• [WHAT IS NEEDED]: Filter the records below and copy every line containing the word "Носители".

• [EXERCISE MATERIALS]:
____

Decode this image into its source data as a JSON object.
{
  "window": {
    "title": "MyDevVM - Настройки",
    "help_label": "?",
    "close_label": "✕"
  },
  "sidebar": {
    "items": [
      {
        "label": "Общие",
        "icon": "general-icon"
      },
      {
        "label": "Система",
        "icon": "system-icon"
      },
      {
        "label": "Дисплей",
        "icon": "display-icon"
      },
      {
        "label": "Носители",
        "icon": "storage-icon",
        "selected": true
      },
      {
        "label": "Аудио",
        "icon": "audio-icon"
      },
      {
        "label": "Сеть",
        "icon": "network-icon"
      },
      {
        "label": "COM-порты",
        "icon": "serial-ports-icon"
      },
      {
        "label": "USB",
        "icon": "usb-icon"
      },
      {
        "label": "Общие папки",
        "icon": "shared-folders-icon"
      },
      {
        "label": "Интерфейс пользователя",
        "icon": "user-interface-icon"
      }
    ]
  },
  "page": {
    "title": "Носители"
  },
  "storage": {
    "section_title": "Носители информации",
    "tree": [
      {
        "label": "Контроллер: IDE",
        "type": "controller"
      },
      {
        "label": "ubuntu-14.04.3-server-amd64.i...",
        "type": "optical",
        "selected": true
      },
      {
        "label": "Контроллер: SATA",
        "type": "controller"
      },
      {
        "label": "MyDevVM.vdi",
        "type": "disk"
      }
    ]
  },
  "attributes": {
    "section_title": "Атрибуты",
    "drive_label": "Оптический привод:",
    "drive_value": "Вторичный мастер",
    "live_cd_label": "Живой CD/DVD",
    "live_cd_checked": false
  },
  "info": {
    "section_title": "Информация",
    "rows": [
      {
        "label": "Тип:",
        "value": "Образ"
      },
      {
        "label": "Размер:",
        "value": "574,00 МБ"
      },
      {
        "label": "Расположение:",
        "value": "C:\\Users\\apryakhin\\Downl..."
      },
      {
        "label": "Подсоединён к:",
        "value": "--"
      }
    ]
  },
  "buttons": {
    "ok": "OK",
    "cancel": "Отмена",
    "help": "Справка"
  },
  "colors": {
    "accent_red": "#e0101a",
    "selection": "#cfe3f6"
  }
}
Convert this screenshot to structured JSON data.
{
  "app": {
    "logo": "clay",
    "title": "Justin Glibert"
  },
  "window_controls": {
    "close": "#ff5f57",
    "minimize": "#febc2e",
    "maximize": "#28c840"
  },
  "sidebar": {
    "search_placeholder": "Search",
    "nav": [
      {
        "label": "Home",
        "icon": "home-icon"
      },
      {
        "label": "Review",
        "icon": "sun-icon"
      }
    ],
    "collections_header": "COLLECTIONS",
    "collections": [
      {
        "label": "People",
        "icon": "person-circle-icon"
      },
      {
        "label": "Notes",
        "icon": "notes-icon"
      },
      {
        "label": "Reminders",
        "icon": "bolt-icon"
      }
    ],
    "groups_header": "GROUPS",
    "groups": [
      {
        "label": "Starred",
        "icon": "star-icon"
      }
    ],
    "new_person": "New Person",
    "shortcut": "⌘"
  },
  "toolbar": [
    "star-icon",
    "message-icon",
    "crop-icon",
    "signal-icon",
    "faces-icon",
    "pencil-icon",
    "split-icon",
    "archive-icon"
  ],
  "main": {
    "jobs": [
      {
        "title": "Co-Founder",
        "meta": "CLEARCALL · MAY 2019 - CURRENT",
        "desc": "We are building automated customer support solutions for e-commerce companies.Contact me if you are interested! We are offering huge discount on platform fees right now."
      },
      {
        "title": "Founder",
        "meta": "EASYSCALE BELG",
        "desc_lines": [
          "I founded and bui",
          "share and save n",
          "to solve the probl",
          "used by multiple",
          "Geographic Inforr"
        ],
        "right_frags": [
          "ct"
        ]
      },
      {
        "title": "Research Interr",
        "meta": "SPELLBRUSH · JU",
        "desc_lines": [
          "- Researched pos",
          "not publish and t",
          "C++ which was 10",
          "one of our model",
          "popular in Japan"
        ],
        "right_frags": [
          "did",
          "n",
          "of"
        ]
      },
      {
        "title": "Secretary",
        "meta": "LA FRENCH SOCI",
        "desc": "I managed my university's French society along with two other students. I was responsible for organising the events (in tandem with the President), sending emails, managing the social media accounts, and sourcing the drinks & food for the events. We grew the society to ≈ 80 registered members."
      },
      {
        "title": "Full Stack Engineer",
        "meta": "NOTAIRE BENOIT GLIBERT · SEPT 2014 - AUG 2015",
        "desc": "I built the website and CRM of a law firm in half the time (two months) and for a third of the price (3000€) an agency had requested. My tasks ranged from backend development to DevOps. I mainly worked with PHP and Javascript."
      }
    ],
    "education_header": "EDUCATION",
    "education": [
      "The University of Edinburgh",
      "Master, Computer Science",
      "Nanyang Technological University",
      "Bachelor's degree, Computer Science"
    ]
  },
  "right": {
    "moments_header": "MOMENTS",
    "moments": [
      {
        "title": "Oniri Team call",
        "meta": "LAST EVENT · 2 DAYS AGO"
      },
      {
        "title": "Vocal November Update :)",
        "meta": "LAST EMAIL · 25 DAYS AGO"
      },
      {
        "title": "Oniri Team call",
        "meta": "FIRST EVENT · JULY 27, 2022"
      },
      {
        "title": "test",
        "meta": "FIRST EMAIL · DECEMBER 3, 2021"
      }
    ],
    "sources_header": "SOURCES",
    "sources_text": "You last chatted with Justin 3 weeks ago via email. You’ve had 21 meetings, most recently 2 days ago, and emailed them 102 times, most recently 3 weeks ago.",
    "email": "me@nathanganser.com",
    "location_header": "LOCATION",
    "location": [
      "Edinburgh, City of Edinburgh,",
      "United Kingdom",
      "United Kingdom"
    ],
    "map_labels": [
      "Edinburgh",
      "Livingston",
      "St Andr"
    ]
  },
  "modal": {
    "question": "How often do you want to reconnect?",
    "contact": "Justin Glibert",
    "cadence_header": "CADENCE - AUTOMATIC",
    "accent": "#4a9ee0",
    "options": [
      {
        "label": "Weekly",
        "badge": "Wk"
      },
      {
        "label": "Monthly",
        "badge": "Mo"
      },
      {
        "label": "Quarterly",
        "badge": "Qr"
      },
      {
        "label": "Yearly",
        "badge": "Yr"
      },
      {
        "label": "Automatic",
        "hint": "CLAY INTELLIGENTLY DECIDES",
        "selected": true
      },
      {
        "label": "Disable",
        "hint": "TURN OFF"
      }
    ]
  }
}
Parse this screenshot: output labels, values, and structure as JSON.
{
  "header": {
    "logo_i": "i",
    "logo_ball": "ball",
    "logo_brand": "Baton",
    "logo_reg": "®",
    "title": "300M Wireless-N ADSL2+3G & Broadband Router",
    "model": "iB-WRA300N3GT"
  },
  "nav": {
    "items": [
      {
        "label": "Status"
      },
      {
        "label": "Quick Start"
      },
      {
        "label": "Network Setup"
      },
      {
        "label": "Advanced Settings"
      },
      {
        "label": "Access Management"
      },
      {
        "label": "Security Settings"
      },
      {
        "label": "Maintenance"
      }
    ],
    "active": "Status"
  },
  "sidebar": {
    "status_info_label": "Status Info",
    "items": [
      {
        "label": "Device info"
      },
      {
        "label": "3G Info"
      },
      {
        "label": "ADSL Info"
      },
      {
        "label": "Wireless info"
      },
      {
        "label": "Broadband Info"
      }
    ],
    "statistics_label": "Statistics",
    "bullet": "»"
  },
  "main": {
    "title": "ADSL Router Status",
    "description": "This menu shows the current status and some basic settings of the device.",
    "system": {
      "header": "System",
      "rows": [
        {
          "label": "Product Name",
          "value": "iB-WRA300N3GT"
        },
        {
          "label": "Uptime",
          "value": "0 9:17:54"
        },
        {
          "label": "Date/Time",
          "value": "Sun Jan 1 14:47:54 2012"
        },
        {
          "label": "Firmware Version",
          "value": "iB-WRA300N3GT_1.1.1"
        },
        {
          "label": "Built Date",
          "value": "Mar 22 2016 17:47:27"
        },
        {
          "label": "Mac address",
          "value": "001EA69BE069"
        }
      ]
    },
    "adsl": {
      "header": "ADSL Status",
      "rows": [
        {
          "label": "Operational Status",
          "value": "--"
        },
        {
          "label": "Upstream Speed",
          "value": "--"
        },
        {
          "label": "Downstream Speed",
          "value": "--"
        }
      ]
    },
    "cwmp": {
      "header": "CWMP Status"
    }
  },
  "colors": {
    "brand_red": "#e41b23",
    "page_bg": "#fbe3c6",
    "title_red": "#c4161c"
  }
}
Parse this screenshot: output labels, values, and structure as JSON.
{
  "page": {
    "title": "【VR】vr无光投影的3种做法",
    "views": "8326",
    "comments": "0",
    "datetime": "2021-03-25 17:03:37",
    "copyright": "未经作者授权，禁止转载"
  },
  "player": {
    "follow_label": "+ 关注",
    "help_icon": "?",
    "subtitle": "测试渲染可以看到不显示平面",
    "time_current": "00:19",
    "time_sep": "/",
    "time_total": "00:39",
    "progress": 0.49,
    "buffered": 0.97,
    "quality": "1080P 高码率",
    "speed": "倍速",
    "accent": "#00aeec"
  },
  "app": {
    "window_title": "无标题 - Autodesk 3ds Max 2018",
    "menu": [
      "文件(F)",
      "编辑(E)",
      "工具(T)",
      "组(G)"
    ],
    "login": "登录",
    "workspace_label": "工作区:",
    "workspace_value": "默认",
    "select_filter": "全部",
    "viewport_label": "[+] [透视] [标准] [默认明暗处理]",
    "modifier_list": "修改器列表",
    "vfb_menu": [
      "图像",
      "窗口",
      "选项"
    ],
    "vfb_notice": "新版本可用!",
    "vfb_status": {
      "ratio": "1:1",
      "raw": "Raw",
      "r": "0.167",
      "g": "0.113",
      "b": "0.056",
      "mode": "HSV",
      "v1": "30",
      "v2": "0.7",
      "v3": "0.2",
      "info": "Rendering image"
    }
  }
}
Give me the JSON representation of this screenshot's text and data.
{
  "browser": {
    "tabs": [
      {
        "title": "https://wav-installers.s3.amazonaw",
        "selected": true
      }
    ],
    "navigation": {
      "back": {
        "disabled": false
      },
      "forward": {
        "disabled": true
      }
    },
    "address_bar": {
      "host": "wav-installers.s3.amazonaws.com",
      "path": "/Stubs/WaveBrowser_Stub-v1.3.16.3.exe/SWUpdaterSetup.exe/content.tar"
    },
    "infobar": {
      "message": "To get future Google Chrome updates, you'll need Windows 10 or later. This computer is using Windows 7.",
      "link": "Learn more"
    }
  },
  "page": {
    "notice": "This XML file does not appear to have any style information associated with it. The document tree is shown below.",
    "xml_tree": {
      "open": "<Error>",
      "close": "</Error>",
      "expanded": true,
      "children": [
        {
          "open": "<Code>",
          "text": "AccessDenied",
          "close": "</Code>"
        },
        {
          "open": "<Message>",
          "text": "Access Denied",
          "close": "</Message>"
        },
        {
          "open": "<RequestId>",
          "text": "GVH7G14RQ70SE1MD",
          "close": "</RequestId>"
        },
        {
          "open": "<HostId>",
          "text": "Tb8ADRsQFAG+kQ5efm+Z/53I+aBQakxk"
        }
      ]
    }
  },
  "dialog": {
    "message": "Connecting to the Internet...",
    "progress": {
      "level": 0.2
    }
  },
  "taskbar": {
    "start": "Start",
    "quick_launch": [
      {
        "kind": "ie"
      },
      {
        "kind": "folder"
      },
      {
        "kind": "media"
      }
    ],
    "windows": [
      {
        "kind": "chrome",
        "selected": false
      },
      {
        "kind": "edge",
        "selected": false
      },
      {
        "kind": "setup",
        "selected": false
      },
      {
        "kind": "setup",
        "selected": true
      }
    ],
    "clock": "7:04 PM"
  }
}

____

• [SOLUTION]:
        "label": "Носители",
    "title": "Носители"
    "section_title": "Носители информации",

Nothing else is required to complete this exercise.